**Directive**
Filter the records below for the word "other". Copy each line that holds it.

**Stored data**
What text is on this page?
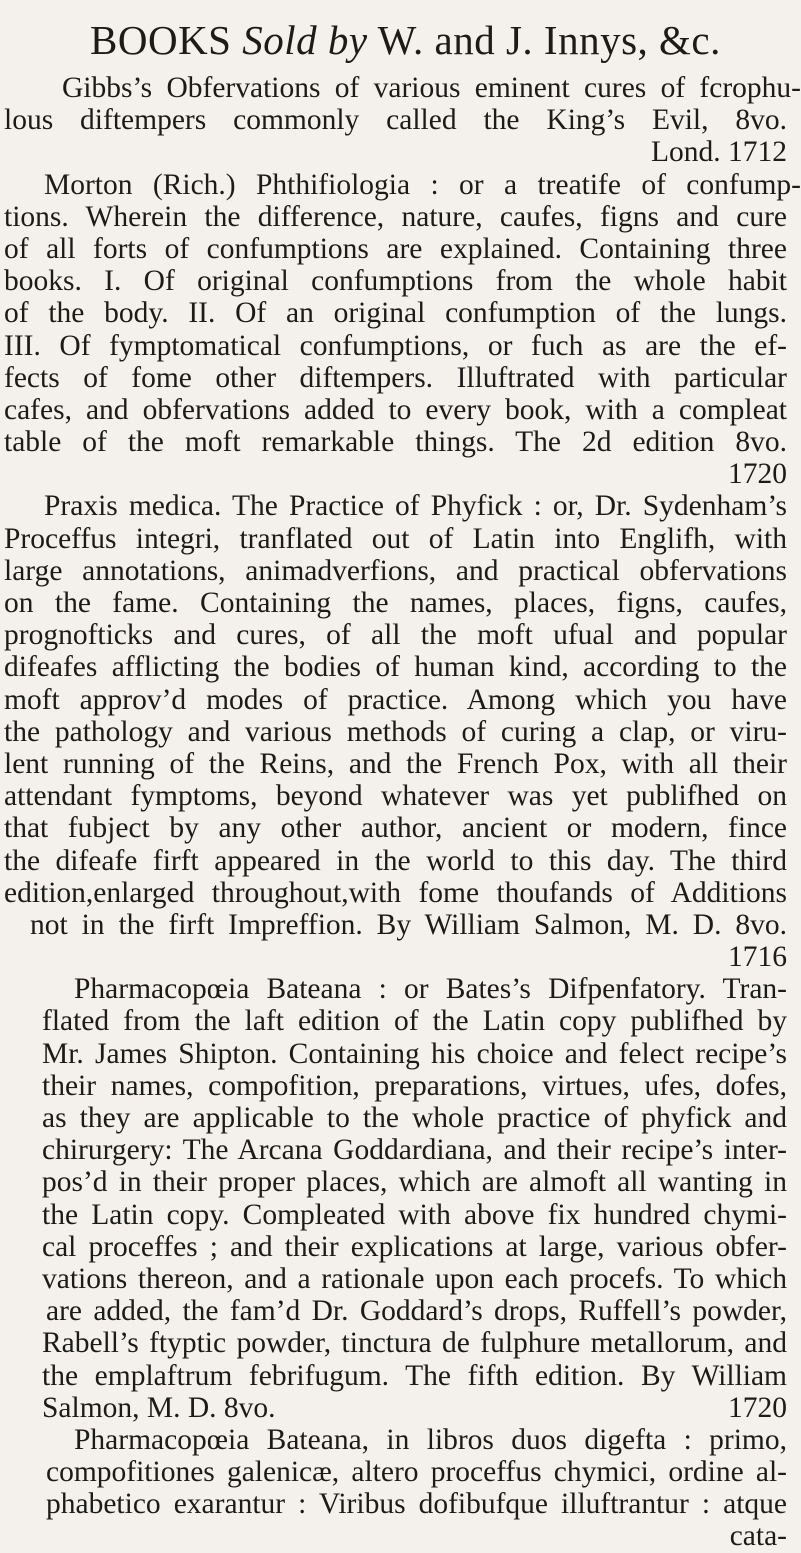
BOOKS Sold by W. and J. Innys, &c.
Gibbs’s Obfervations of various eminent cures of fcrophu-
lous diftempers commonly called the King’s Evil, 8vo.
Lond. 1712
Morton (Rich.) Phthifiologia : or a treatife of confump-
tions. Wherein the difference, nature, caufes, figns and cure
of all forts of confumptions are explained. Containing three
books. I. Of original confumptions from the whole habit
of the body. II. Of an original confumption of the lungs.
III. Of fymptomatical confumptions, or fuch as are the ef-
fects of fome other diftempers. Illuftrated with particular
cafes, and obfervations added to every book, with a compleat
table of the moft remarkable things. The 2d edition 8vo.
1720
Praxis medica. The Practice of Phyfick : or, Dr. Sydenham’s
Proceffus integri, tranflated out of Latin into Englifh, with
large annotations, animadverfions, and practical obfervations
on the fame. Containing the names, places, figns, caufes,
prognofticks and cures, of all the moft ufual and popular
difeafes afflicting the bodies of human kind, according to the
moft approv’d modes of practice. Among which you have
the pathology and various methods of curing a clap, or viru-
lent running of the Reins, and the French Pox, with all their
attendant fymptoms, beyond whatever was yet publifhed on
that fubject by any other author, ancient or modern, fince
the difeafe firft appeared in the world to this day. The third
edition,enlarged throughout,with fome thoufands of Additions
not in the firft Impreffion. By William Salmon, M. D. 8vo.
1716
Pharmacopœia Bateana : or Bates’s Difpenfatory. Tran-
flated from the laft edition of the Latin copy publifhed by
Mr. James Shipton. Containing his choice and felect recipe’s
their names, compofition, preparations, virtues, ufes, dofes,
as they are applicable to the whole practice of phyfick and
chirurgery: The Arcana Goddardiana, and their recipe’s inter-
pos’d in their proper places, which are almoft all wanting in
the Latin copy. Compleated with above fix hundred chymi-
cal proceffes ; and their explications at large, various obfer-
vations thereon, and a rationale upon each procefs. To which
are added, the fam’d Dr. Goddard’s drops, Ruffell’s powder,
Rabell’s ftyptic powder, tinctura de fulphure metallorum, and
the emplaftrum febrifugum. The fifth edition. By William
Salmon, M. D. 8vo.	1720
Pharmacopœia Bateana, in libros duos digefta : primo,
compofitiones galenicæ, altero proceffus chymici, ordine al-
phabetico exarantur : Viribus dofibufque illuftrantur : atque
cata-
==
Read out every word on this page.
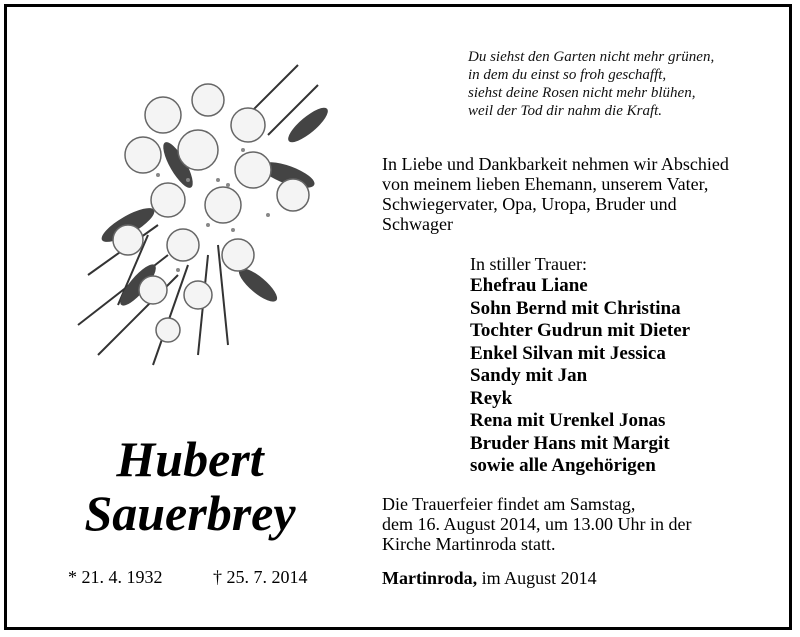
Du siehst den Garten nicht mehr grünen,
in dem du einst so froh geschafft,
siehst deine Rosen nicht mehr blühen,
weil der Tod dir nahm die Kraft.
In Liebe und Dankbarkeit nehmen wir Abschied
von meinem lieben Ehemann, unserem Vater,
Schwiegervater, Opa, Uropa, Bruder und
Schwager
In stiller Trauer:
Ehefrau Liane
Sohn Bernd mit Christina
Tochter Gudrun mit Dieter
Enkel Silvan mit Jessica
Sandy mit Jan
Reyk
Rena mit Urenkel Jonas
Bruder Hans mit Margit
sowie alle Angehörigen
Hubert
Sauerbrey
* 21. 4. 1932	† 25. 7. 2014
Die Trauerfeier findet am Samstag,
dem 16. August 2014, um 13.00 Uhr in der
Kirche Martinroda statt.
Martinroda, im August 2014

**Complete response**
fects of fome other diftempers. Illuftrated with particular
that fubject by any other author, ancient or modern, fince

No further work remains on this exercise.